··· Record extracts ···

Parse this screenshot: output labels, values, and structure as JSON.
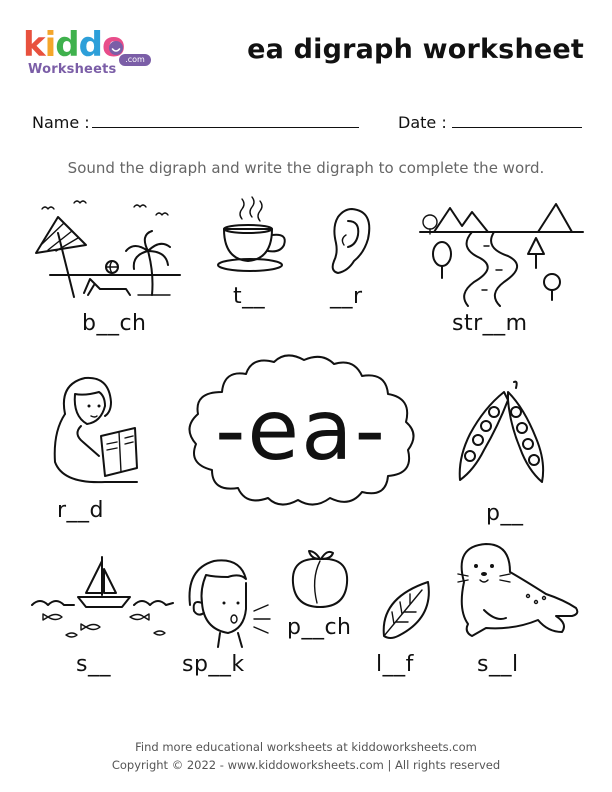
{
  "logo": {
    "letters": [
      {
        "ch": "k",
        "color": "#e8513e"
      },
      {
        "ch": "i",
        "color": "#f4a62a"
      },
      {
        "ch": "d",
        "color": "#3fb14d"
      },
      {
        "ch": "d",
        "color": "#2d9fd9"
      },
      {
        "ch": "o",
        "color": "#e84d8a"
      }
    ],
    "subtitle": "Worksheets",
    "badge": ".com"
  },
  "title": "ea digraph worksheet",
  "form": {
    "name_label": "Name :",
    "date_label": "Date :"
  },
  "instruction": "Sound the digraph and write the digraph to complete the word.",
  "center_digraph": "-ea-",
  "words": {
    "beach": "b__ch",
    "tea": "t__",
    "ear": "__r",
    "stream": "str__m",
    "read": "r__d",
    "pea": "p__",
    "sea": "s__",
    "speak": "sp__k",
    "peach": "p__ch",
    "leaf": "l__f",
    "seal": "s__l"
  },
  "footer": {
    "line1": "Find more educational worksheets at kiddoworksheets.com",
    "line2": "Copyright © 2022 - www.kiddoworksheets.com  |  All rights reserved"
  },
  "icons": [
    "beach-icon",
    "teacup-icon",
    "ear-icon",
    "stream-icon",
    "girl-reading-icon",
    "pea-pod-icon",
    "sea-boat-icon",
    "boy-speaking-icon",
    "peach-icon",
    "leaf-icon",
    "seal-icon",
    "smile-icon"
  ]
}
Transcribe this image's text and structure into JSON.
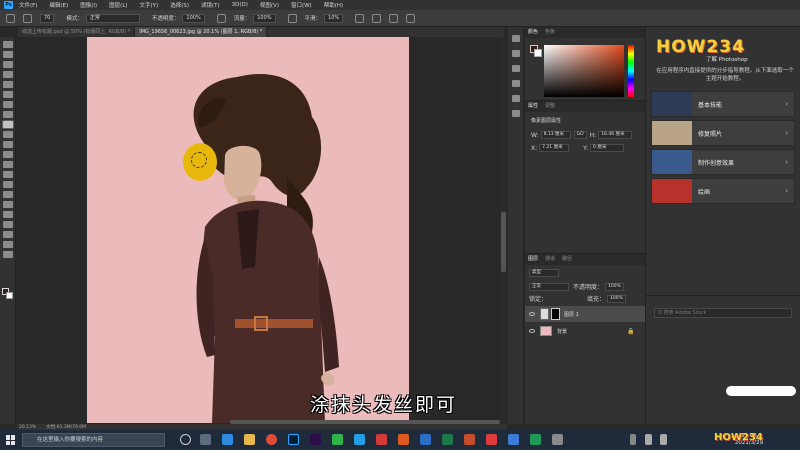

···

**What you have to do**
Quote the entries in full. Any image among them is to be omitted from the copy.

**Response to the exercise**
Parse this screenshot: output labels, values, and structure as JSON.
{
  "logo": {
    "letters": [
      {
        "ch": "k",
        "color": "#e8513e"
      },
      {
        "ch": "i",
        "color": "#f4a62a"
      },
      {
        "ch": "d",
        "color": "#3fb14d"
      },
      {
        "ch": "d",
        "color": "#2d9fd9"
      },
      {
        "ch": "o",
        "color": "#e84d8a"
      }
    ],
    "subtitle": "Worksheets",
    "badge": ".com"
  },
  "title": "ea digraph worksheet",
  "form": {
    "name_label": "Name :",
    "date_label": "Date :"
  },
  "instruction": "Sound the digraph and write the digraph to complete the word.",
  "center_digraph": "-ea-",
  "words": {
    "beach": "b__ch",
    "tea": "t__",
    "ear": "__r",
    "stream": "str__m",
    "read": "r__d",
    "pea": "p__",
    "sea": "s__",
    "speak": "sp__k",
    "peach": "p__ch",
    "leaf": "l__f",
    "seal": "s__l"
  },
  "footer": {
    "line1": "Find more educational worksheets at kiddoworksheets.com",
    "line2": "Copyright © 2022 - www.kiddoworksheets.com  |  All rights reserved"
  },
  "icons": [
    "beach-icon",
    "teacup-icon",
    "ear-icon",
    "stream-icon",
    "girl-reading-icon",
    "pea-pod-icon",
    "sea-boat-icon",
    "boy-speaking-icon",
    "peach-icon",
    "leaf-icon",
    "seal-icon",
    "smile-icon"
  ]
}
Transcribe this image's text and structure into JSON.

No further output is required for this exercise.